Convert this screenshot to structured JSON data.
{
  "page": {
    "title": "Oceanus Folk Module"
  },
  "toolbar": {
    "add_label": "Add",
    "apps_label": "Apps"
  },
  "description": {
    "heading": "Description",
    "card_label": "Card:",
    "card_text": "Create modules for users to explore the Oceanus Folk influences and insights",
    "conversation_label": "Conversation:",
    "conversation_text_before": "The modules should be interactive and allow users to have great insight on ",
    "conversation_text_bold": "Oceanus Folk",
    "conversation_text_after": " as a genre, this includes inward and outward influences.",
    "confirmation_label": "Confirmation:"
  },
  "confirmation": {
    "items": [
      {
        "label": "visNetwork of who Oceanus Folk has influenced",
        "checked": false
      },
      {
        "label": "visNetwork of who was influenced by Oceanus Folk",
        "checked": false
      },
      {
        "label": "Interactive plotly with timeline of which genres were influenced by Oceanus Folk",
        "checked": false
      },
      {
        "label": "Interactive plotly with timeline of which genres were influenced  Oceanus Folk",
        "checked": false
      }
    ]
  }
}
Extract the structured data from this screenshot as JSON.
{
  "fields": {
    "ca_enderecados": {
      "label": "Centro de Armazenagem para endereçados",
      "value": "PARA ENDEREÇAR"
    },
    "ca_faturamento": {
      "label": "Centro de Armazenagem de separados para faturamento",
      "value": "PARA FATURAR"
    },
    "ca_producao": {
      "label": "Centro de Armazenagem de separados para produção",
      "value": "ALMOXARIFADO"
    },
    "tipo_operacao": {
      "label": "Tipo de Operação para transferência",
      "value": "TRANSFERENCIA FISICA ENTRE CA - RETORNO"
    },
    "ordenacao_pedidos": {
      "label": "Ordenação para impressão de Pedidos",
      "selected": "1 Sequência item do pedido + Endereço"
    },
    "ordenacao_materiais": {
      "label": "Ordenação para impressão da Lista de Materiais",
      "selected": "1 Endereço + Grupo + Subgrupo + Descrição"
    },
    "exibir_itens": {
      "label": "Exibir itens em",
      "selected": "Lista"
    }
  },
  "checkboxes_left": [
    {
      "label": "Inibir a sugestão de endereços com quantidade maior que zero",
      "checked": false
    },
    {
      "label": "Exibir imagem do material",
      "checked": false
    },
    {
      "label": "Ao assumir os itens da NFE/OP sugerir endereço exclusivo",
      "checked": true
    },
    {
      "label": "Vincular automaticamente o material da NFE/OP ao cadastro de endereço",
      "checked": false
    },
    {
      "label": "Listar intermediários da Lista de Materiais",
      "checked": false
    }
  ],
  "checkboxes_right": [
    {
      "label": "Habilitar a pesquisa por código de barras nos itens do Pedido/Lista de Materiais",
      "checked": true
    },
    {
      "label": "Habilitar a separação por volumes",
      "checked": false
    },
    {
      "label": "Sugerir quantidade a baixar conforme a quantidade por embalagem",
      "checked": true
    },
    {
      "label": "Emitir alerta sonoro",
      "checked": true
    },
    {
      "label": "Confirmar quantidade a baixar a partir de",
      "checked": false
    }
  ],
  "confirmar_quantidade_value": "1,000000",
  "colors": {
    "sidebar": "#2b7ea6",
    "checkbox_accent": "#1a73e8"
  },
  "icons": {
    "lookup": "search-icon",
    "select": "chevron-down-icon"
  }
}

************

## EXERCISE INSTRUCTIONS
Copy out the whole listing exactly.

## TASK OUTPUT
Convert this screenshot to structured JSON data.
{
  "page": {
    "title": "Oceanus Folk Module"
  },
  "toolbar": {
    "add_label": "Add",
    "apps_label": "Apps"
  },
  "description": {
    "heading": "Description",
    "card_label": "Card:",
    "card_text": "Create modules for users to explore the Oceanus Folk influences and insights",
    "conversation_label": "Conversation:",
    "conversation_text_before": "The modules should be interactive and allow users to have great insight on ",
    "conversation_text_bold": "Oceanus Folk",
    "conversation_text_after": " as a genre, this includes inward and outward influences.",
    "confirmation_label": "Confirmation:"
  },
  "confirmation": {
    "items": [
      {
        "label": "visNetwork of who Oceanus Folk has influenced",
        "checked": false
      },
      {
        "label": "visNetwork of who was influenced by Oceanus Folk",
        "checked": false
      },
      {
        "label": "Interactive plotly with timeline of which genres were influenced by Oceanus Folk",
        "checked": false
      },
      {
        "label": "Interactive plotly with timeline of which genres were influenced  Oceanus Folk",
        "checked": false
      }
    ]
  }
}
Extract the structured data from this screenshot as JSON.
{
  "fields": {
    "ca_enderecados": {
      "label": "Centro de Armazenagem para endereçados",
      "value": "PARA ENDEREÇAR"
    },
    "ca_faturamento": {
      "label": "Centro de Armazenagem de separados para faturamento",
      "value": "PARA FATURAR"
    },
    "ca_producao": {
      "label": "Centro de Armazenagem de separados para produção",
      "value": "ALMOXARIFADO"
    },
    "tipo_operacao": {
      "label": "Tipo de Operação para transferência",
      "value": "TRANSFERENCIA FISICA ENTRE CA - RETORNO"
    },
    "ordenacao_pedidos": {
      "label": "Ordenação para impressão de Pedidos",
      "selected": "1 Sequência item do pedido + Endereço"
    },
    "ordenacao_materiais": {
      "label": "Ordenação para impressão da Lista de Materiais",
      "selected": "1 Endereço + Grupo + Subgrupo + Descrição"
    },
    "exibir_itens": {
      "label": "Exibir itens em",
      "selected": "Lista"
    }
  },
  "checkboxes_left": [
    {
      "label": "Inibir a sugestão de endereços com quantidade maior que zero",
      "checked": false
    },
    {
      "label": "Exibir imagem do material",
      "checked": false
    },
    {
      "label": "Ao assumir os itens da NFE/OP sugerir endereço exclusivo",
      "checked": true
    },
    {
      "label": "Vincular automaticamente o material da NFE/OP ao cadastro de endereço",
      "checked": false
    },
    {
      "label": "Listar intermediários da Lista de Materiais",
      "checked": false
    }
  ],
  "checkboxes_right": [
    {
      "label": "Habilitar a pesquisa por código de barras nos itens do Pedido/Lista de Materiais",
      "checked": true
    },
    {
      "label": "Habilitar a separação por volumes",
      "checked": false
    },
    {
      "label": "Sugerir quantidade a baixar conforme a quantidade por embalagem",
      "checked": true
    },
    {
      "label": "Emitir alerta sonoro",
      "checked": true
    },
    {
      "label": "Confirmar quantidade a baixar a partir de",
      "checked": false
    }
  ],
  "confirmar_quantidade_value": "1,000000",
  "colors": {
    "sidebar": "#2b7ea6",
    "checkbox_accent": "#1a73e8"
  },
  "icons": {
    "lookup": "search-icon",
    "select": "chevron-down-icon"
  }
}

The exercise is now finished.